**Request:**
Leaving out the pictures, please retype each record exactly.

**Source material:**
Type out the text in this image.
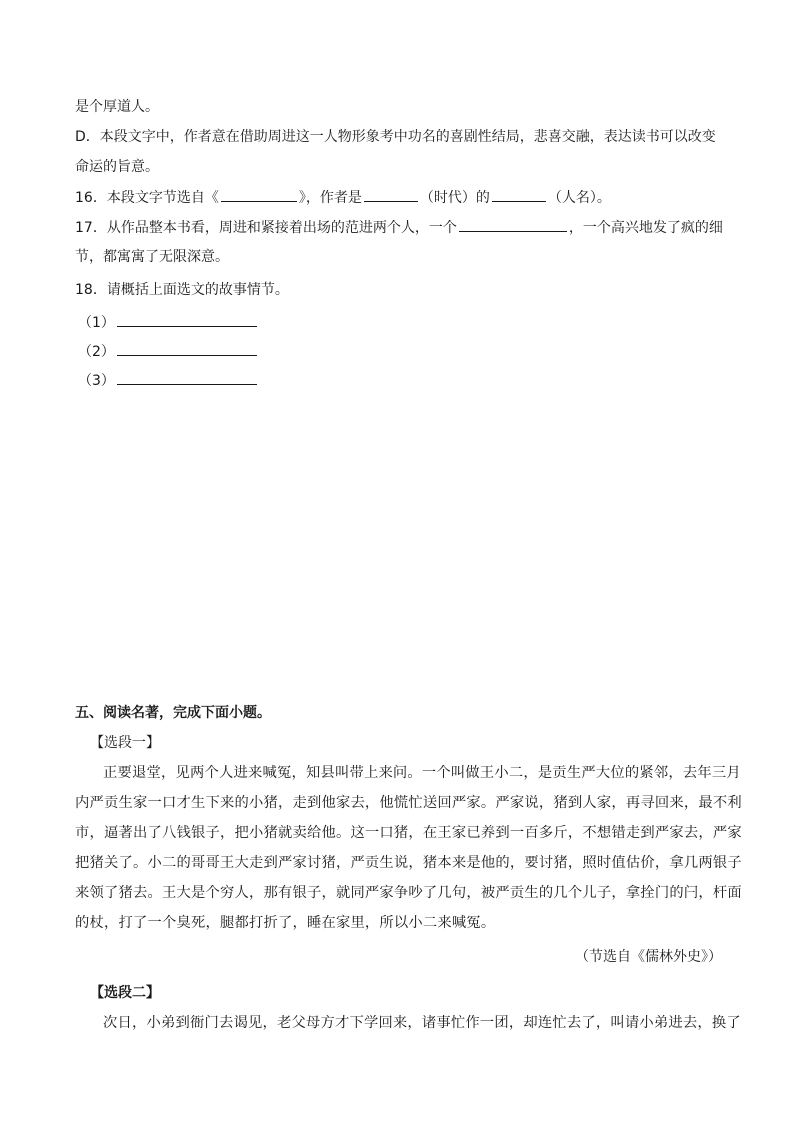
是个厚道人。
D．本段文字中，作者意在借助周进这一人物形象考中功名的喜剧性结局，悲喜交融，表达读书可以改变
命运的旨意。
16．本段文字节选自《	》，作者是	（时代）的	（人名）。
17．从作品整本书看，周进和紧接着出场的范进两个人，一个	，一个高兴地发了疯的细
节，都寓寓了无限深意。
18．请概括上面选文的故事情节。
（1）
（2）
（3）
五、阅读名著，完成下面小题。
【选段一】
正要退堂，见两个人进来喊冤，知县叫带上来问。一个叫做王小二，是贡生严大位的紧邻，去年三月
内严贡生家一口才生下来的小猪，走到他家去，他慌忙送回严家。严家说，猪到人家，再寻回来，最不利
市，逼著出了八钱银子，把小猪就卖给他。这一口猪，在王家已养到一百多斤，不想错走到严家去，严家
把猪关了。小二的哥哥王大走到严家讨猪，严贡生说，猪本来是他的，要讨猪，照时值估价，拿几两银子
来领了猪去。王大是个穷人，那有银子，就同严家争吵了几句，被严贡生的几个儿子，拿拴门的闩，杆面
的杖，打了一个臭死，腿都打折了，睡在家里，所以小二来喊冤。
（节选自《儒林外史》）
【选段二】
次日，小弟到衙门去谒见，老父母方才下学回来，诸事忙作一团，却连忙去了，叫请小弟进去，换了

**Task output:**
Type out the text in this image.
是个厚道人。
D．本段文字中，作者意在借助周进这一人物形象考中功名的喜剧性结局，悲喜交融，表达读书可以改变
命运的旨意。
16．本段文字节选自《	》，作者是	（时代）的	（人名）。
17．从作品整本书看，周进和紧接着出场的范进两个人，一个	，一个高兴地发了疯的细
节，都寓寓了无限深意。
18．请概括上面选文的故事情节。
（1）
（2）
（3）
五、阅读名著，完成下面小题。
【选段一】
正要退堂，见两个人进来喊冤，知县叫带上来问。一个叫做王小二，是贡生严大位的紧邻，去年三月
内严贡生家一口才生下来的小猪，走到他家去，他慌忙送回严家。严家说，猪到人家，再寻回来，最不利
市，逼著出了八钱银子，把小猪就卖给他。这一口猪，在王家已养到一百多斤，不想错走到严家去，严家
把猪关了。小二的哥哥王大走到严家讨猪，严贡生说，猪本来是他的，要讨猪，照时值估价，拿几两银子
来领了猪去。王大是个穷人，那有银子，就同严家争吵了几句，被严贡生的几个儿子，拿拴门的闩，杆面
的杖，打了一个臭死，腿都打折了，睡在家里，所以小二来喊冤。
（节选自《儒林外史》）
【选段二】
次日，小弟到衙门去谒见，老父母方才下学回来，诸事忙作一团，却连忙去了，叫请小弟进去，换了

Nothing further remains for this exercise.